Blows the thaw-wind pleasantly, Drips the soaking rain, By fits looks down the waking sun: Young grass springs on the plain. (From "Spring" by Christina Rossetti)
Ah, sweet spring! Though the “thaw-winds” are not always so pleasant here in Northern Indiana and around the Great Lakes in general. Spring is birthed painfully here, it seems. The wind blows hard across the plains, and as we grimace against it (or chase a wayward garbage can!) the only consolation is the end of winter.
Though even the end of winter seemed too far away too long this year! I mean, heck, we had some snow flurries here last week. Unacceptable.
Anyway, regardless of the weather, Easter is upon us. We are in the middle of Holy Week. And budding trees speak to renewal, rejuvenation, rebirth.
I have been a bit behind on a lot of projects, including (sorry Steve!) this Rusty Paperweight, while my first book, Apocalypse Dance, launched and, unfortunately, as everyone in my family came down sick. Even so, I have done what I can to keep track of the latest in our little corner, the poetry world, some of which I will try to represent in this latest roundup of links, etc.
We certainly had a good few weeks here at NVR, not least because of the continued follow-up to Elijah Blumov’s fiery “Iron Lyre” essay, Sleerickets’ questioning of Elijah on the piece, Alice Allan’s deeply personal response "On Fear," and Elijah’s clarification of his intent in his “Monumentalist Manifesto”. A wonderful, welcome dialogue, which was also carried out on social media and in the NVR Substack comments! New Verse Review’s 2025 has started strong, and, as is appropriate for the season, we are looking forward to great growth here in the coming months. We have many good things planned, so keep your eyes on us!
There is no time like Spring, When life's alive in everything.
□ □ □ □ □ □ □
▶ _WHAT TO PRODUCE_
Answer these from the spring roundup post:
(a) What weather did the writer report seeing last week?
(b) What is the title of the writer's first book?
(c) What is the title of Alice Allan's response?
The listing comes from a different source than the spring roundup post.
□ □ □ □ □ □ □
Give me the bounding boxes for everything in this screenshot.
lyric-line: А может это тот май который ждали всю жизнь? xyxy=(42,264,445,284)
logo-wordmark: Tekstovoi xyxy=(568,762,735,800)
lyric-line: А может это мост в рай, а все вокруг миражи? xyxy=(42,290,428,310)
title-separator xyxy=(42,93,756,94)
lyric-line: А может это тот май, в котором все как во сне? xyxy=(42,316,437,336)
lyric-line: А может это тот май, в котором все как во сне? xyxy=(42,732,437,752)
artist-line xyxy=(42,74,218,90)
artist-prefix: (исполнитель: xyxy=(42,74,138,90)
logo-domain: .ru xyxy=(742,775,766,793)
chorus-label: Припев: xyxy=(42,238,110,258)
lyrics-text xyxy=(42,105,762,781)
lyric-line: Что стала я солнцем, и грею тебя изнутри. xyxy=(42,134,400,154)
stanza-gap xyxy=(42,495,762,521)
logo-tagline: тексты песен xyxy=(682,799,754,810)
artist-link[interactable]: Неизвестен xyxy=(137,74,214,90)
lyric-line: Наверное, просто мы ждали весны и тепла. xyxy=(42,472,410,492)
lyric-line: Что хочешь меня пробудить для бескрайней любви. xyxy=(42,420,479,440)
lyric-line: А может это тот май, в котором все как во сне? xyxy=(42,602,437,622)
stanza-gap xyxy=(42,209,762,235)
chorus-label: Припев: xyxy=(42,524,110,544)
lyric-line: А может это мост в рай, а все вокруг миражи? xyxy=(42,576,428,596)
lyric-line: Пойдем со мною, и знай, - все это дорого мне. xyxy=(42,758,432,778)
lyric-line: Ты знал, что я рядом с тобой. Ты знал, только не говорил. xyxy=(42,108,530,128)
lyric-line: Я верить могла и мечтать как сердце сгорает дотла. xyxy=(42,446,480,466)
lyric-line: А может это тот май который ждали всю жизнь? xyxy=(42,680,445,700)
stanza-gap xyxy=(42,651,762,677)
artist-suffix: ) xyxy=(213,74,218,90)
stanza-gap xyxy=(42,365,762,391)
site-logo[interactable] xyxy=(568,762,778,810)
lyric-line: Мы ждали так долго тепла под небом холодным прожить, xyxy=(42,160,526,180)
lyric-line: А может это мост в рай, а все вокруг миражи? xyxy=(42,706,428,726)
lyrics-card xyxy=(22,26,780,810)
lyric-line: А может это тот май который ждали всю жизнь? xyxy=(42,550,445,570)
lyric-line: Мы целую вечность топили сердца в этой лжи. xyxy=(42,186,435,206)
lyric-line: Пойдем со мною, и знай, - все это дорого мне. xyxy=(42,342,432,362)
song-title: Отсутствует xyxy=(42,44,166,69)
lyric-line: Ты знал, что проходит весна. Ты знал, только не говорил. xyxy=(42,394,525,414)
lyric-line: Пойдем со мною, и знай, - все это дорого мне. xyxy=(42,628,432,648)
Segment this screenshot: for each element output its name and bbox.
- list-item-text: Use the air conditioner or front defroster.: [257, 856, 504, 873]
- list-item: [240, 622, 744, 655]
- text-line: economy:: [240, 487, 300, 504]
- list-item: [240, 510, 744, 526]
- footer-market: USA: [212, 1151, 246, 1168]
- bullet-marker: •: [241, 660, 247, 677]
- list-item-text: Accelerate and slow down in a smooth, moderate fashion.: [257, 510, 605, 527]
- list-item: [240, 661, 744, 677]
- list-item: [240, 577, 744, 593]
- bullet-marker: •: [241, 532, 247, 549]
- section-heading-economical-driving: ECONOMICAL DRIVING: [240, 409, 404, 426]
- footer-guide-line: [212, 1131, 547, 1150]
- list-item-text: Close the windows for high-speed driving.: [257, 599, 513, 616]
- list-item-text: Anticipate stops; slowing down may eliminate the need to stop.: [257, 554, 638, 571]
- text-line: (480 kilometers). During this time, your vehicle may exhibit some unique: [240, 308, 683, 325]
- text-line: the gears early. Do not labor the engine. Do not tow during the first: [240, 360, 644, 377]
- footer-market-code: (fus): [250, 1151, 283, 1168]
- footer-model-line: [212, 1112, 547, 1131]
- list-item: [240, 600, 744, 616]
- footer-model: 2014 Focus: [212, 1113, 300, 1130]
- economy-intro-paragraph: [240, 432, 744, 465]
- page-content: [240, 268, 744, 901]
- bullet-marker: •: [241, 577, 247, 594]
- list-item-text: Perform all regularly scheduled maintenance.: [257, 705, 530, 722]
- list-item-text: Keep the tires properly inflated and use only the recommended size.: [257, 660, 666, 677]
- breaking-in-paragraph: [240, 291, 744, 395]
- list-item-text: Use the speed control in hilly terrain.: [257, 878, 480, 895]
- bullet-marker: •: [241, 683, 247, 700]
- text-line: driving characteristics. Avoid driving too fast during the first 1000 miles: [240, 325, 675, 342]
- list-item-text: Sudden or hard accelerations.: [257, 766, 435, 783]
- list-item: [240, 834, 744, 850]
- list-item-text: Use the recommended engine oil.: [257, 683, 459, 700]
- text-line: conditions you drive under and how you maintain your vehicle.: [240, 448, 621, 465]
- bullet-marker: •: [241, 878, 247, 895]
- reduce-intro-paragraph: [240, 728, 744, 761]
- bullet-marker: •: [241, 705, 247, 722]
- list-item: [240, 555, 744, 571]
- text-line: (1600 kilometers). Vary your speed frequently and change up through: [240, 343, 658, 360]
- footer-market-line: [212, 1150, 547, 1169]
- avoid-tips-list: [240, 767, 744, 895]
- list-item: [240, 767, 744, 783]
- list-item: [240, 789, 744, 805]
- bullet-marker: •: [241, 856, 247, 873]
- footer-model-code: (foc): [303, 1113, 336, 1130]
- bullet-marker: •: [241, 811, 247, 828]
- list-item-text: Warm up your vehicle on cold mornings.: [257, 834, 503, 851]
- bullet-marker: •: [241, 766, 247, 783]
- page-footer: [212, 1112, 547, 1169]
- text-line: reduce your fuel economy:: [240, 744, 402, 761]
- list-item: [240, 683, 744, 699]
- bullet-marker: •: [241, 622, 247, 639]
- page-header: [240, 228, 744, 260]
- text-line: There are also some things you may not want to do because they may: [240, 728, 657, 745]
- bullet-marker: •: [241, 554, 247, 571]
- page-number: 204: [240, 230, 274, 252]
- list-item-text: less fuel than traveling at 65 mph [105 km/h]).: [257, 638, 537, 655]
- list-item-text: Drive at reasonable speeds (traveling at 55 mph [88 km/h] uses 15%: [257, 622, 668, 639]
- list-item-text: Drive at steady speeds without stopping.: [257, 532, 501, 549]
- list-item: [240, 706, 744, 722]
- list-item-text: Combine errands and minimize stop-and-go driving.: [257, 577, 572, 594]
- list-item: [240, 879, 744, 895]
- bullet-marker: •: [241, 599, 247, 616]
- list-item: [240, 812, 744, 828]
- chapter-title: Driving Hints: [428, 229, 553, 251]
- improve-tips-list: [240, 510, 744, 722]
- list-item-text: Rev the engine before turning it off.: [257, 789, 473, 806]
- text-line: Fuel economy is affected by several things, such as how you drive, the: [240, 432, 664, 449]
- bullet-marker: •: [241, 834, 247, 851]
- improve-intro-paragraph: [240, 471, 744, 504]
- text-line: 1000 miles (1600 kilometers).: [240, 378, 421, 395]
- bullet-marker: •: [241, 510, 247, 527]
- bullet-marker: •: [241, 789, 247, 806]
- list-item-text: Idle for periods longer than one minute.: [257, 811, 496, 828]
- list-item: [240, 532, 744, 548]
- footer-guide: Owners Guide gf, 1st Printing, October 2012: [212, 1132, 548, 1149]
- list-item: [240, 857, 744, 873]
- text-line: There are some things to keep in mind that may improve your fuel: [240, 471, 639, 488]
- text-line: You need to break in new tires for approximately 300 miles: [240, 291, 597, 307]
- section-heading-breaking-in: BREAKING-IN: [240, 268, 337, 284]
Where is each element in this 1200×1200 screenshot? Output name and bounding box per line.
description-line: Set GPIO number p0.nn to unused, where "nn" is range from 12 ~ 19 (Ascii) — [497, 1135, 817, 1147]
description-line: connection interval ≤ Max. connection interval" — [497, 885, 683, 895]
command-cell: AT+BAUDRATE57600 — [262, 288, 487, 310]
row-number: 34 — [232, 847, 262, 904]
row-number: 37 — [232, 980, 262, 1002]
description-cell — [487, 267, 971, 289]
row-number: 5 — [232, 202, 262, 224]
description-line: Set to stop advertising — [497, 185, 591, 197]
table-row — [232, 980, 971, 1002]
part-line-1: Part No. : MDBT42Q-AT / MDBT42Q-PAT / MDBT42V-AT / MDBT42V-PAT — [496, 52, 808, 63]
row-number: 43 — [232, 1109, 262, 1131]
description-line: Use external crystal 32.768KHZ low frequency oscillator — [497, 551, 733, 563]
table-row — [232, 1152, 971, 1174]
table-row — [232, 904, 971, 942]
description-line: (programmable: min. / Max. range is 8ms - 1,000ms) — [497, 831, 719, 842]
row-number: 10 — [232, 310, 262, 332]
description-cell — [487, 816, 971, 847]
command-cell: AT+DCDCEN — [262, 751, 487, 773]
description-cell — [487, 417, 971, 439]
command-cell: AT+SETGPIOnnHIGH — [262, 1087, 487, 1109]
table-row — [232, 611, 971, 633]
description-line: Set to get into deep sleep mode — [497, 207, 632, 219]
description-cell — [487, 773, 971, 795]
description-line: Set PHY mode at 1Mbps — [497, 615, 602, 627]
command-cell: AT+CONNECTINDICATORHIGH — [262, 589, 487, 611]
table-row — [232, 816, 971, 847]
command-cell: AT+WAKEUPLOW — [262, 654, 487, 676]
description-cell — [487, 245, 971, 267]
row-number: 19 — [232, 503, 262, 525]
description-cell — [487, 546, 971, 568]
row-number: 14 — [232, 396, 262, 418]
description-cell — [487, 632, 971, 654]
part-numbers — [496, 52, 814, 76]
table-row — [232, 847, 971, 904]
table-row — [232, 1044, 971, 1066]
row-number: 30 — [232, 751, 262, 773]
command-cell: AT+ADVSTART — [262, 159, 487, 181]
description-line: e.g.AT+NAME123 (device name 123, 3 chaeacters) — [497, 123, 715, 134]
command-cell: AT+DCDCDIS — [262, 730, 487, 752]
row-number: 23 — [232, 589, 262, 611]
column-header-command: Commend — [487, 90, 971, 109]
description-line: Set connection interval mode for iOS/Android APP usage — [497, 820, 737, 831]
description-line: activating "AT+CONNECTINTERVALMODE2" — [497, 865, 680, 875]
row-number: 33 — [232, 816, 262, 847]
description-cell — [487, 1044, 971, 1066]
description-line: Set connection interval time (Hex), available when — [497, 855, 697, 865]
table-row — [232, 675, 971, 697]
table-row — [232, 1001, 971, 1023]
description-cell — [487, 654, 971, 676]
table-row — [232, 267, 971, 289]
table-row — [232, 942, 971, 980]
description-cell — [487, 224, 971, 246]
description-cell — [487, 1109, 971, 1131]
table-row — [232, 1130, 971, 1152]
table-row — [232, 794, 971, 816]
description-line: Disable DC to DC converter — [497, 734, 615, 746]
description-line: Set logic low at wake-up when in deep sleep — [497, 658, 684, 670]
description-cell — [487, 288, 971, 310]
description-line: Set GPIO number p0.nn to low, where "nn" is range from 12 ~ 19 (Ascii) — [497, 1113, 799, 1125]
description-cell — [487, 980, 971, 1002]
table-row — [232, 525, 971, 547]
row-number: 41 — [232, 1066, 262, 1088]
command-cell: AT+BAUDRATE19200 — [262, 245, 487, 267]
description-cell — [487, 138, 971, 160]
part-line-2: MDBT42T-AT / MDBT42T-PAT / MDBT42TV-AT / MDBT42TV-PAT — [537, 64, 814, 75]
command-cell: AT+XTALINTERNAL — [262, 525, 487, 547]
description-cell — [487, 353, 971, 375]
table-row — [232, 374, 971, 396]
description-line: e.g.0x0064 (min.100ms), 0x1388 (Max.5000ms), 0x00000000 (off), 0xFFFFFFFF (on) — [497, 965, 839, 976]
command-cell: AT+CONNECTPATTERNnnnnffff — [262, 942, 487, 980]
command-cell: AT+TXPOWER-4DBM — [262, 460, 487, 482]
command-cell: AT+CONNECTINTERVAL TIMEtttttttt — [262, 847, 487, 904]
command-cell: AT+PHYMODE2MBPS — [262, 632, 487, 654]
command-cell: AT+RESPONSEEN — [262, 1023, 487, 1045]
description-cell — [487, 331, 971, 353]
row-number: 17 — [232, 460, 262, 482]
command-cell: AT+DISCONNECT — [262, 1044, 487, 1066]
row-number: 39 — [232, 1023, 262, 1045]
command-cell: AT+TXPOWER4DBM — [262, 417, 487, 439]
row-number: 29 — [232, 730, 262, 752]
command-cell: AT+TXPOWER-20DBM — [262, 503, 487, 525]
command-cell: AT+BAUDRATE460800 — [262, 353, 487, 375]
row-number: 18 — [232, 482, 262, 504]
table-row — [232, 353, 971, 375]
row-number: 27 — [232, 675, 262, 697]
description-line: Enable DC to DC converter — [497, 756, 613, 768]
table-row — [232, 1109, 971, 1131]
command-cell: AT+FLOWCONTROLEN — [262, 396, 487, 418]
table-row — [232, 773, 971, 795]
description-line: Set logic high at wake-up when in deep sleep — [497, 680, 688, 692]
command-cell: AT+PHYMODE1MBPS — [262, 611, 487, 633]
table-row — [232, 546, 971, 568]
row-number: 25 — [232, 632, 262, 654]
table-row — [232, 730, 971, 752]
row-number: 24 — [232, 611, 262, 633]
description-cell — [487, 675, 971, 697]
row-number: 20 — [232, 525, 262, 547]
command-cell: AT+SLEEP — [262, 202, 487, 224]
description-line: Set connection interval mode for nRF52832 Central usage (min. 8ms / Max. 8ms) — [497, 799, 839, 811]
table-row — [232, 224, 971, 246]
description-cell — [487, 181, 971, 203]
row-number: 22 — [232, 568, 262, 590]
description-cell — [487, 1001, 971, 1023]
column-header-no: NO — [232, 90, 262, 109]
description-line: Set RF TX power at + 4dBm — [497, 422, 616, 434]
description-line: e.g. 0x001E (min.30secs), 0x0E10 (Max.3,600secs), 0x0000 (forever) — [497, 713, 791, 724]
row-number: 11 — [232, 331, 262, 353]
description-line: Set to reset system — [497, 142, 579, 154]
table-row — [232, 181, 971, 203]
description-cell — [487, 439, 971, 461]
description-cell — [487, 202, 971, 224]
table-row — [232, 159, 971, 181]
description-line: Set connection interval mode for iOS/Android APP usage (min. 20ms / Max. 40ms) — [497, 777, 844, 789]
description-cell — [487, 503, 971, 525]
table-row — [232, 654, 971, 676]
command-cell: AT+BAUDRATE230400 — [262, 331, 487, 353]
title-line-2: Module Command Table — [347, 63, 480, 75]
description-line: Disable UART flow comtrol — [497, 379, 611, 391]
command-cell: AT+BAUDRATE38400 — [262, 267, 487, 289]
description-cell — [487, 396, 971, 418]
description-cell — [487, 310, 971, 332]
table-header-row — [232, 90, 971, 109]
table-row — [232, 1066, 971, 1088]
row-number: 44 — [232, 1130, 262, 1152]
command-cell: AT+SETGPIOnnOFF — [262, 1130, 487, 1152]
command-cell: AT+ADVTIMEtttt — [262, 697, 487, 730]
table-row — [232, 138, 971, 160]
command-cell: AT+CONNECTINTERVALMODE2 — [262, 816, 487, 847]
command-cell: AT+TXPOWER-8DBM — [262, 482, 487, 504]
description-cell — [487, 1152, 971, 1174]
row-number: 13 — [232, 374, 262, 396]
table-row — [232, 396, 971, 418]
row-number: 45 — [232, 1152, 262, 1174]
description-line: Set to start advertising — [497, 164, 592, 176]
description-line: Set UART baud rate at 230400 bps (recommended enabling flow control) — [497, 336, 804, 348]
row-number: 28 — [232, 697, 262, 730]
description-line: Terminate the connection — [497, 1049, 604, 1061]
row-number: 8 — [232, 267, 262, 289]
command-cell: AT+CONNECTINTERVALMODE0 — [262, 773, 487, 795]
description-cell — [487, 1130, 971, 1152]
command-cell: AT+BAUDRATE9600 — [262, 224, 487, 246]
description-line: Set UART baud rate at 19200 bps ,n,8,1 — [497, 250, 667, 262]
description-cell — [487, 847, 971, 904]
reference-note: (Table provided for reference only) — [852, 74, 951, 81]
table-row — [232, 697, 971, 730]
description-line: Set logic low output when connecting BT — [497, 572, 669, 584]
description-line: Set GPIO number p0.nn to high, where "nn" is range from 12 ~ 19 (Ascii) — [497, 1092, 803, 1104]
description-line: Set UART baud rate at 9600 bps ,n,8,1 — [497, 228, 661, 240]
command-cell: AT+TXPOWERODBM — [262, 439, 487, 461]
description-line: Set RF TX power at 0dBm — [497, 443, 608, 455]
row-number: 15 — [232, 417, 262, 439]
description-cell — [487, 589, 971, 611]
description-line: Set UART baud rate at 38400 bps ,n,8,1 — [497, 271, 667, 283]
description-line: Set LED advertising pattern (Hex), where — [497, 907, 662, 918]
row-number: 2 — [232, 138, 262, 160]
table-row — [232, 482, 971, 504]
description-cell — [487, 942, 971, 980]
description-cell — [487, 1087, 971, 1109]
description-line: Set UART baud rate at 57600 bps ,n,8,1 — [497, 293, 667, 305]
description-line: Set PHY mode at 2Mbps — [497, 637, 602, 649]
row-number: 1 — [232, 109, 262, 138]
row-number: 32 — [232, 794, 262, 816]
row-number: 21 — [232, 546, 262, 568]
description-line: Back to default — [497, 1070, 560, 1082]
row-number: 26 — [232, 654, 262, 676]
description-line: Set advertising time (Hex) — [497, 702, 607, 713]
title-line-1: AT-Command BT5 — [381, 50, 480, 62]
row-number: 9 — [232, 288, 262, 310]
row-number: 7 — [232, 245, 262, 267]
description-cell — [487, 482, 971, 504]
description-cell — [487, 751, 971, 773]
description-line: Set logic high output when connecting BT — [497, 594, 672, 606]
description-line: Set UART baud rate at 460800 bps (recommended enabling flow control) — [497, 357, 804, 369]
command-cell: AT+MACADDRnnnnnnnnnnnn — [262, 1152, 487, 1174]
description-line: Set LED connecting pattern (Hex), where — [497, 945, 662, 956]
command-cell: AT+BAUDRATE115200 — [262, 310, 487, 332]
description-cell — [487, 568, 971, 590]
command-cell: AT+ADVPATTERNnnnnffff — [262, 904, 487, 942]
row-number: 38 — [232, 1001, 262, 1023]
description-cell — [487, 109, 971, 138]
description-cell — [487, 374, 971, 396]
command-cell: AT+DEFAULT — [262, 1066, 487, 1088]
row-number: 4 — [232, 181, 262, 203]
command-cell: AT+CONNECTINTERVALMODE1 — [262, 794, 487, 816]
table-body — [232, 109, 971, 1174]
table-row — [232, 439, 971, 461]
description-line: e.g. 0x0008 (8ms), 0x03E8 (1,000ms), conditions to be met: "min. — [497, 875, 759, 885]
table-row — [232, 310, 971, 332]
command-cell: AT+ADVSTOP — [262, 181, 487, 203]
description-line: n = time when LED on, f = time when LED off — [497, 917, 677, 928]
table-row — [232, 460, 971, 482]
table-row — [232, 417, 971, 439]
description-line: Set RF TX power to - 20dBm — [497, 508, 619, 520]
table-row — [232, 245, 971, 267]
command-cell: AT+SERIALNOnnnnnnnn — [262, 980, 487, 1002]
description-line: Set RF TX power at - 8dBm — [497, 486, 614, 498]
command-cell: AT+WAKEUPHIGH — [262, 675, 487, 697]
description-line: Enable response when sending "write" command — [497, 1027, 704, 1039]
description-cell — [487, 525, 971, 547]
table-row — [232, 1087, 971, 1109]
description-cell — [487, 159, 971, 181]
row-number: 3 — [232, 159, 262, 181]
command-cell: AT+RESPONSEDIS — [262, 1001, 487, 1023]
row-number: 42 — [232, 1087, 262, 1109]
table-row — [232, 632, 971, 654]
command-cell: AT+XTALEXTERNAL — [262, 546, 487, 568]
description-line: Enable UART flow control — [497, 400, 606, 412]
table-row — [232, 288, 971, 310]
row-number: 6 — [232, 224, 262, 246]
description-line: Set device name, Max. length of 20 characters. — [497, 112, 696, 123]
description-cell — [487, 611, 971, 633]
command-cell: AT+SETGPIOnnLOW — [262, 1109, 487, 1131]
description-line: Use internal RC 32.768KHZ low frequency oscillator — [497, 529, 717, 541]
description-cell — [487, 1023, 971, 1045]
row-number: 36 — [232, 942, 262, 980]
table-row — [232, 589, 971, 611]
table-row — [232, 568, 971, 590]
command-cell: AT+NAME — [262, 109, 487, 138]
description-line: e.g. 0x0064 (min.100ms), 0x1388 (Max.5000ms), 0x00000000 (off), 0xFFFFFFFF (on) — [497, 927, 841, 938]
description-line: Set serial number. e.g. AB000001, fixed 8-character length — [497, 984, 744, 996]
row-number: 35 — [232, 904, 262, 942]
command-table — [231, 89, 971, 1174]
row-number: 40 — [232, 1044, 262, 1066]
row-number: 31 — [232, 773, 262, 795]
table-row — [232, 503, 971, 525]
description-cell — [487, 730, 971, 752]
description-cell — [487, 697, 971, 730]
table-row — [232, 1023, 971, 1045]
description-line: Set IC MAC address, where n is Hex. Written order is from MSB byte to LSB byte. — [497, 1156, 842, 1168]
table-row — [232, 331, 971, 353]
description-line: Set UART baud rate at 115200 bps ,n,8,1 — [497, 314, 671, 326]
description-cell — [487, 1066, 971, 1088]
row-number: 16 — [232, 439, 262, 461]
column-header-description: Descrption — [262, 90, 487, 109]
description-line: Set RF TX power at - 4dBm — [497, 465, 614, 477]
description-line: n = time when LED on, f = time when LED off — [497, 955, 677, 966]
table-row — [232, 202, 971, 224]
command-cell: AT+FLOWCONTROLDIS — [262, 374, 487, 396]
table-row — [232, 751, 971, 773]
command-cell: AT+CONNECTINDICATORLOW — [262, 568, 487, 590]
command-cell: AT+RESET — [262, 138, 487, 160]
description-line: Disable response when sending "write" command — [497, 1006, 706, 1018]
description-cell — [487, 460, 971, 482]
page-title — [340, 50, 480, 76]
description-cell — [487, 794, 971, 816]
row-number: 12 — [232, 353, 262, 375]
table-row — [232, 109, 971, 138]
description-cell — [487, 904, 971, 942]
□ □ □ □ □ □ □
▶ _TASK OUTPUT_
(a) Snow flurries.
(b) Apocalypse Dance.
(c) "On Fear."